Given problem:
Output every entry exactly as written, but omit the pictures.
:: Dataset entries
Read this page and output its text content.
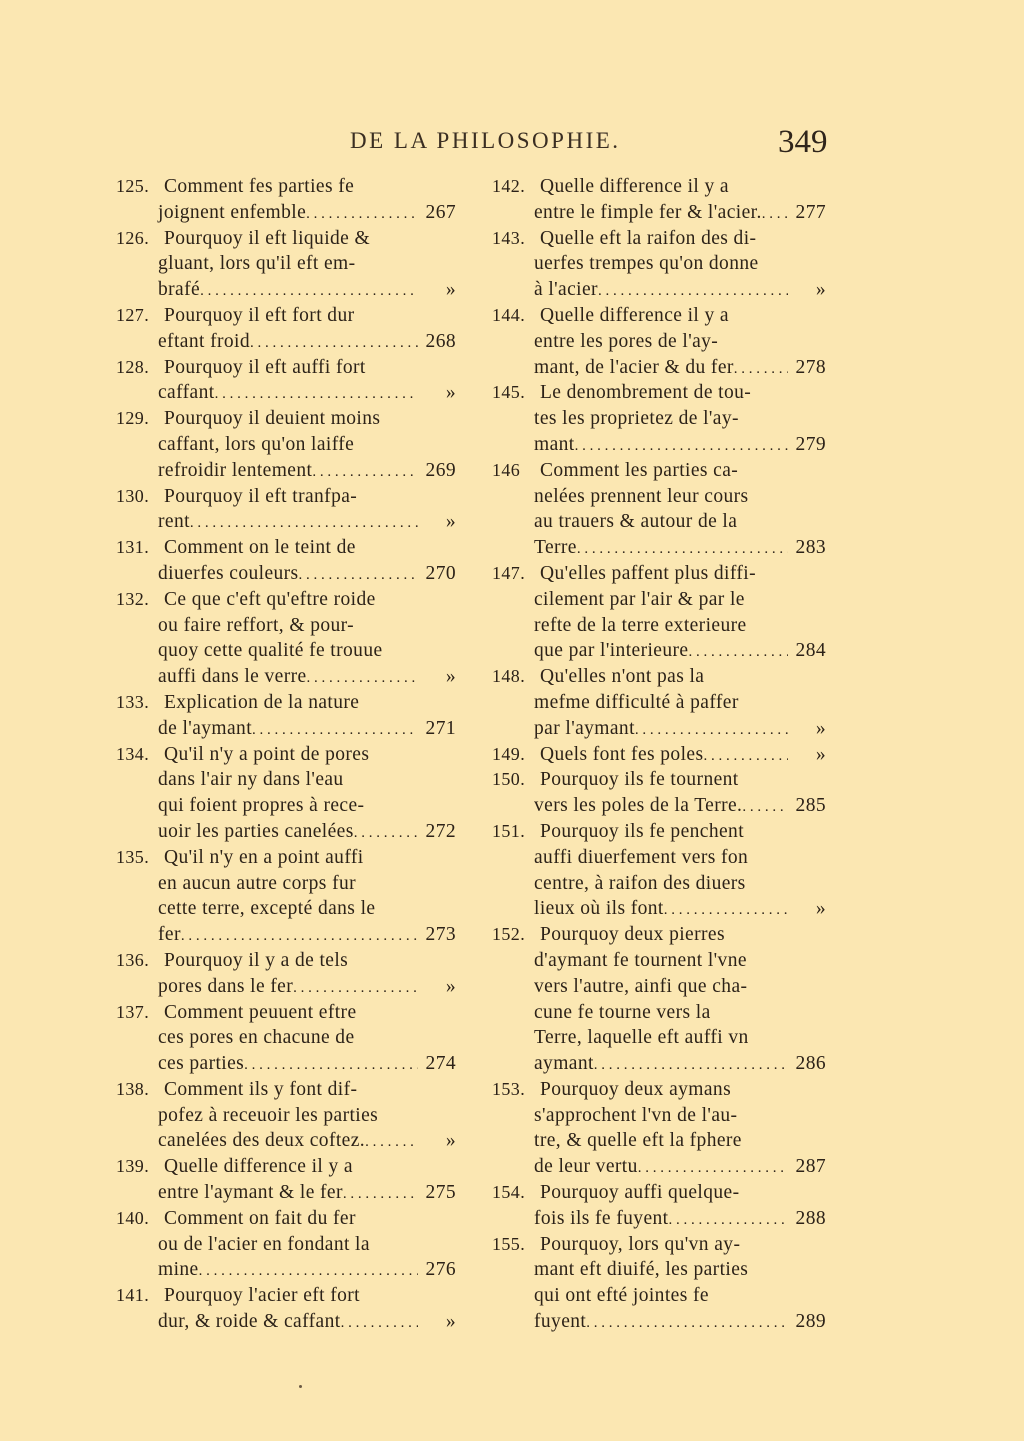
DE LA PHILOSOPHIE.	349
125. Comment fes parties fe
joignent enfemble . . .	267
126. Pourquoy il eft liquide &
gluant, lors qu'il eft em-
brafé . . .	»
127. Pourquoy il eft fort dur
eftant froid . . .	268
128. Pourquoy il eft auffi fort
caffant . . .	»
129. Pourquoy il deuient moins
caffant, lors qu'on laiffe
refroidir lentement . . .	269
130. Pourquoy il eft tranfpa-
rent . . .	»
131. Comment on le teint de
diuerfes couleurs . . .	270
132. Ce que c'eft qu'eftre roide
ou faire reffort, & pour-
quoy cette qualité fe trouue
auffi dans le verre . . .	»
133. Explication de la nature
de l'aymant . . .	271
134. Qu'il n'y a point de pores
dans l'air ny dans l'eau
qui foient propres à rece-
uoir les parties canelées . . .	272
135. Qu'il n'y en a point auffi
en aucun autre corps fur
cette terre, excepté dans le
fer . . .	273
136. Pourquoy il y a de tels
pores dans le fer . . .	»
137. Comment peuuent eftre
ces pores en chacune de
ces parties . . .	274
138. Comment ils y font dif-
pofez à receuoir les parties
canelées des deux coftez. . . .	»
139. Quelle difference il y a
entre l'aymant & le fer . . .	275
140. Comment on fait du fer
ou de l'acier en fondant la
mine . . .	276
141. Pourquoy l'acier eft fort
dur, & roide & caffant . . .	»
142. Quelle difference il y a
entre le fimple fer & l'acier. . . .	277
143. Quelle eft la raifon des di-
uerfes trempes qu'on donne
à l'acier . . .	»
144. Quelle difference il y a
entre les pores de l'ay-
mant, de l'acier & du fer . . .	278
145. Le denombrement de tou-
tes les proprietez de l'ay-
mant . . .	279
146	Comment les parties ca-
nelées prennent leur cours
au trauers & autour de la
Terre . . .	283
147. Qu'elles paffent plus diffi-
cilement par l'air & par le
refte de la terre exterieure
que par l'interieure . . .	284
148. Qu'elles n'ont pas la
mefme difficulté à paffer
par l'aymant . . .	»
149. Quels font fes poles . . .	»
150. Pourquoy ils fe tournent
vers les poles de la Terre. . . .	285
151. Pourquoy ils fe penchent
auffi diuerfement vers fon
centre, à raifon des diuers
lieux où ils font . . .	»
152. Pourquoy deux pierres
d'aymant fe tournent l'vne
vers l'autre, ainfi que cha-
cune fe tourne vers la
Terre, laquelle eft auffi vn
aymant . . .	286
153. Pourquoy deux aymans
s'approchent l'vn de l'au-
tre, & quelle eft la fphere
de leur vertu . . .	287
154. Pourquoy auffi quelque-
fois ils fe fuyent . . .	288
155. Pourquoy, lors qu'vn ay-
mant eft diuifé, les parties
qui ont efté jointes fe
fuyent . . .	289
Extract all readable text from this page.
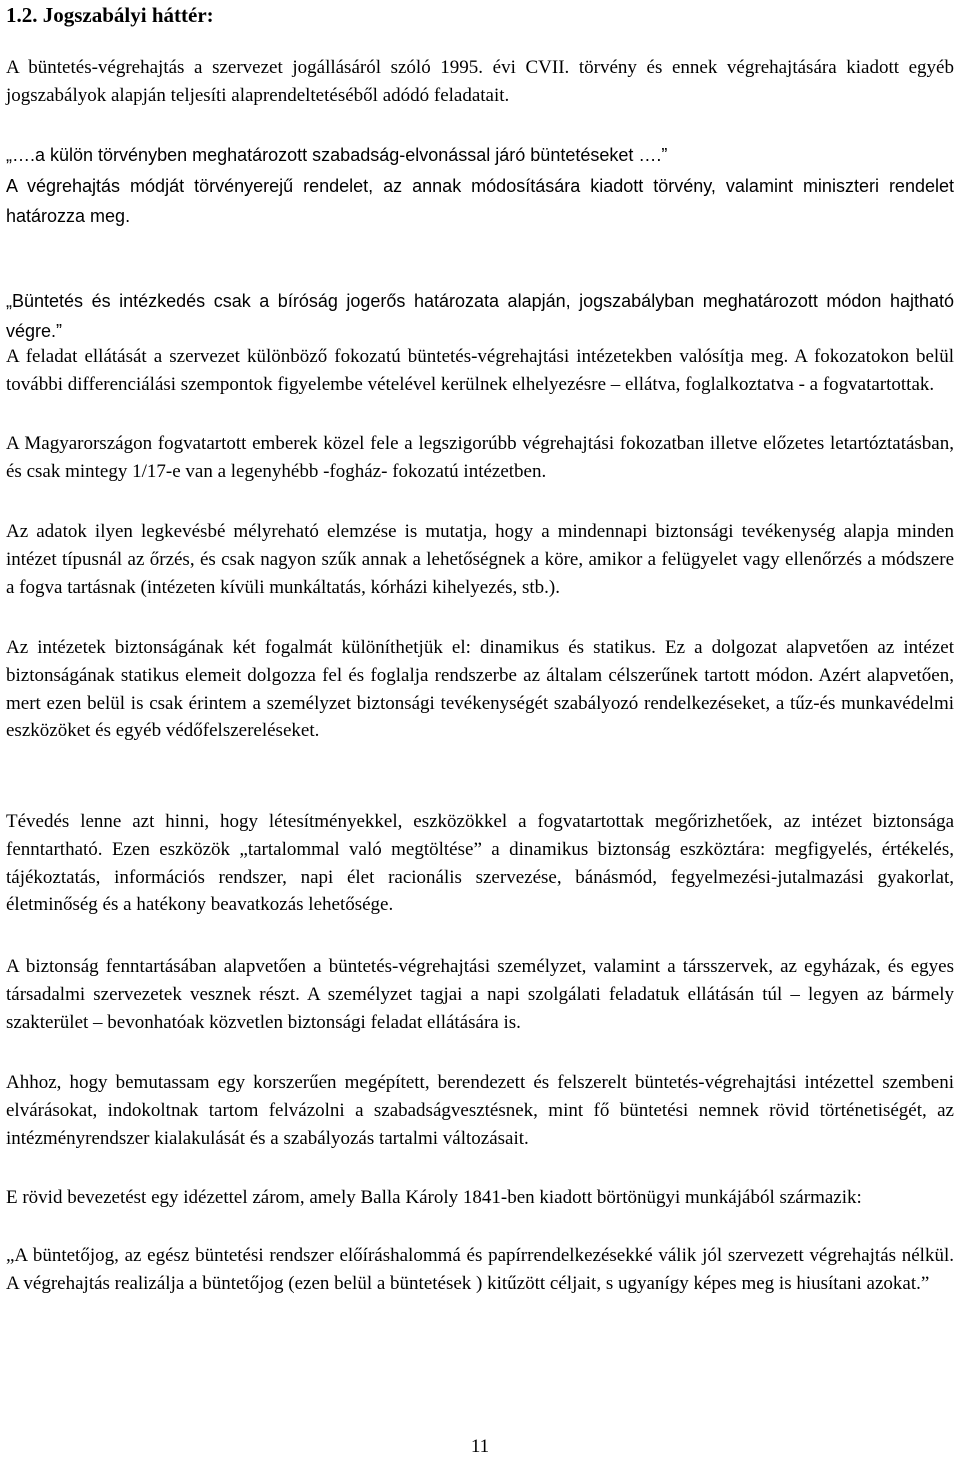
1.2. Jogszabályi háttér:

A büntetés-végrehajtás a szervezet jogállásáról szóló 1995. évi CVII. törvény és ennek végrehajtására kiadott egyéb jogszabályok alapján teljesíti alaprendeltetéséből adódó feladatait.

„….a külön törvényben meghatározott szabadság-elvonással járó büntetéseket ….”

A végrehajtás módját törvényerejű rendelet, az annak módosítására kiadott törvény, valamint miniszteri rendelet határozza meg.

„Büntetés és intézkedés csak a bíróság jogerős határozata alapján, jogszabályban meghatározott módon hajtható végre.”

A feladat ellátását a szervezet különböző fokozatú büntetés-végrehajtási intézetekben valósítja meg. A fokozatokon belül további differenciálási szempontok figyelembe vételével kerülnek elhelyezésre – ellátva, foglalkoztatva - a fogvatartottak.

A Magyarországon fogvatartott emberek közel fele a legszigorúbb végrehajtási fokozatban illetve előzetes letartóztatásban, és csak mintegy 1/17-e van a legenyhébb -fogház- fokozatú intézetben.

Az adatok ilyen legkevésbé mélyreható elemzése is mutatja, hogy a mindennapi biztonsági tevékenység alapja minden intézet típusnál az őrzés, és csak nagyon szűk annak a lehetőségnek a köre, amikor a felügyelet vagy ellenőrzés a módszere a fogva tartásnak (intézeten kívüli munkáltatás, kórházi kihelyezés, stb.).

Az intézetek biztonságának két fogalmát különíthetjük el: dinamikus és statikus. Ez a dolgozat alapvetően az intézet biztonságának statikus elemeit dolgozza fel és foglalja rendszerbe az általam célszerűnek tartott módon. Azért alapvetően, mert ezen belül is csak érintem a személyzet biztonsági tevékenységét szabályozó rendelkezéseket, a tűz-és munkavédelmi eszközöket és egyéb védőfelszereléseket.

Tévedés lenne azt hinni, hogy létesítményekkel, eszközökkel a fogvatartottak megőrizhetőek, az intézet biztonsága fenntartható. Ezen eszközök „tartalommal való megtöltése” a dinamikus biztonság eszköztára: megfigyelés, értékelés, tájékoztatás, információs rendszer, napi élet racionális szervezése, bánásmód, fegyelmezési-jutalmazási gyakorlat, életminőség és a hatékony beavatkozás lehetősége.

A biztonság fenntartásában alapvetően a büntetés-végrehajtási személyzet, valamint a társszervek, az egyházak, és egyes társadalmi szervezetek vesznek részt. A személyzet tagjai a napi szolgálati feladatuk ellátásán túl – legyen az bármely szakterület – bevonhatóak közvetlen biztonsági feladat ellátására is.

Ahhoz, hogy bemutassam egy korszerűen megépített, berendezett és felszerelt büntetés-végrehajtási intézettel szembeni elvárásokat, indokoltnak tartom felvázolni a szabadságvesztésnek, mint fő büntetési nemnek rövid történetiségét, az intézményrendszer kialakulását és a szabályozás tartalmi változásait.

E rövid bevezetést egy idézettel zárom, amely Balla Károly 1841-ben kiadott börtönügyi munkájából származik:

„A büntetőjog, az egész büntetési rendszer előíráshalommá és papírrendelkezésekké válik jól szervezett végrehajtás nélkül. A végrehajtás realizálja a büntetőjog (ezen belül a büntetések ) kitűzött céljait, s ugyanígy képes meg is hiusítani azokat.”

11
::::
Answer in full:
Read this page and output its text content.
DE LA PHILOSOPHIE.	349
125. Comment fes parties fe
joignent enfemble . . .	267
126. Pourquoy il eft liquide &
gluant, lors qu'il eft em-
brafé . . .	»
127. Pourquoy il eft fort dur
eftant froid . . .	268
128. Pourquoy il eft auffi fort
caffant . . .	»
129. Pourquoy il deuient moins
caffant, lors qu'on laiffe
refroidir lentement . . .	269
130. Pourquoy il eft tranfpa-
rent . . .	»
131. Comment on le teint de
diuerfes couleurs . . .	270
132. Ce que c'eft qu'eftre roide
ou faire reffort, & pour-
quoy cette qualité fe trouue
auffi dans le verre . . .	»
133. Explication de la nature
de l'aymant . . .	271
134. Qu'il n'y a point de pores
dans l'air ny dans l'eau
qui foient propres à rece-
uoir les parties canelées . . .	272
135. Qu'il n'y en a point auffi
en aucun autre corps fur
cette terre, excepté dans le
fer . . .	273
136. Pourquoy il y a de tels
pores dans le fer . . .	»
137. Comment peuuent eftre
ces pores en chacune de
ces parties . . .	274
138. Comment ils y font dif-
pofez à receuoir les parties
canelées des deux coftez. . . .	»
139. Quelle difference il y a
entre l'aymant & le fer . . .	275
140. Comment on fait du fer
ou de l'acier en fondant la
mine . . .	276
141. Pourquoy l'acier eft fort
dur, & roide & caffant . . .	»
142. Quelle difference il y a
entre le fimple fer & l'acier. . . .	277
143. Quelle eft la raifon des di-
uerfes trempes qu'on donne
à l'acier . . .	»
144. Quelle difference il y a
entre les pores de l'ay-
mant, de l'acier & du fer . . .	278
145. Le denombrement de tou-
tes les proprietez de l'ay-
mant . . .	279
146	Comment les parties ca-
nelées prennent leur cours
au trauers & autour de la
Terre . . .	283
147. Qu'elles paffent plus diffi-
cilement par l'air & par le
refte de la terre exterieure
que par l'interieure . . .	284
148. Qu'elles n'ont pas la
mefme difficulté à paffer
par l'aymant . . .	»
149. Quels font fes poles . . .	»
150. Pourquoy ils fe tournent
vers les poles de la Terre. . . .	285
151. Pourquoy ils fe penchent
auffi diuerfement vers fon
centre, à raifon des diuers
lieux où ils font . . .	»
152. Pourquoy deux pierres
d'aymant fe tournent l'vne
vers l'autre, ainfi que cha-
cune fe tourne vers la
Terre, laquelle eft auffi vn
aymant . . .	286
153. Pourquoy deux aymans
s'approchent l'vn de l'au-
tre, & quelle eft la fphere
de leur vertu . . .	287
154. Pourquoy auffi quelque-
fois ils fe fuyent . . .	288
155. Pourquoy, lors qu'vn ay-
mant eft diuifé, les parties
qui ont efté jointes fe
fuyent . . .	289
Extract all readable text from this page.
1.2. Jogszabályi háttér:

A büntetés-végrehajtás a szervezet jogállásáról szóló 1995. évi CVII. törvény és ennek végrehajtására kiadott egyéb jogszabályok alapján teljesíti alaprendeltetéséből adódó feladatait.

„….a külön törvényben meghatározott szabadság-elvonással járó büntetéseket ….”

A végrehajtás módját törvényerejű rendelet, az annak módosítására kiadott törvény, valamint miniszteri rendelet határozza meg.

„Büntetés és intézkedés csak a bíróság jogerős határozata alapján, jogszabályban meghatározott módon hajtható végre.”

A feladat ellátását a szervezet különböző fokozatú büntetés-végrehajtási intézetekben valósítja meg. A fokozatokon belül további differenciálási szempontok figyelembe vételével kerülnek elhelyezésre – ellátva, foglalkoztatva - a fogvatartottak.

A Magyarországon fogvatartott emberek közel fele a legszigorúbb végrehajtási fokozatban illetve előzetes letartóztatásban, és csak mintegy 1/17-e van a legenyhébb -fogház- fokozatú intézetben.

Az adatok ilyen legkevésbé mélyreható elemzése is mutatja, hogy a mindennapi biztonsági tevékenység alapja minden intézet típusnál az őrzés, és csak nagyon szűk annak a lehetőségnek a köre, amikor a felügyelet vagy ellenőrzés a módszere a fogva tartásnak (intézeten kívüli munkáltatás, kórházi kihelyezés, stb.).

Az intézetek biztonságának két fogalmát különíthetjük el: dinamikus és statikus. Ez a dolgozat alapvetően az intézet biztonságának statikus elemeit dolgozza fel és foglalja rendszerbe az általam célszerűnek tartott módon. Azért alapvetően, mert ezen belül is csak érintem a személyzet biztonsági tevékenységét szabályozó rendelkezéseket, a tűz-és munkavédelmi eszközöket és egyéb védőfelszereléseket.

Tévedés lenne azt hinni, hogy létesítményekkel, eszközökkel a fogvatartottak megőrizhetőek, az intézet biztonsága fenntartható. Ezen eszközök „tartalommal való megtöltése” a dinamikus biztonság eszköztára: megfigyelés, értékelés, tájékoztatás, információs rendszer, napi élet racionális szervezése, bánásmód, fegyelmezési-jutalmazási gyakorlat, életminőség és a hatékony beavatkozás lehetősége.

A biztonság fenntartásában alapvetően a büntetés-végrehajtási személyzet, valamint a társszervek, az egyházak, és egyes társadalmi szervezetek vesznek részt. A személyzet tagjai a napi szolgálati feladatuk ellátásán túl – legyen az bármely szakterület – bevonhatóak közvetlen biztonsági feladat ellátására is.

Ahhoz, hogy bemutassam egy korszerűen megépített, berendezett és felszerelt büntetés-végrehajtási intézettel szembeni elvárásokat, indokoltnak tartom felvázolni a szabadságvesztésnek, mint fő büntetési nemnek rövid történetiségét, az intézményrendszer kialakulását és a szabályozás tartalmi változásait.

E rövid bevezetést egy idézettel zárom, amely Balla Károly 1841-ben kiadott börtönügyi munkájából származik:

„A büntetőjog, az egész büntetési rendszer előíráshalommá és papírrendelkezésekké válik jól szervezett végrehajtás nélkül. A végrehajtás realizálja a büntetőjog (ezen belül a büntetések ) kitűzött céljait, s ugyanígy képes meg is hiusítani azokat.”

11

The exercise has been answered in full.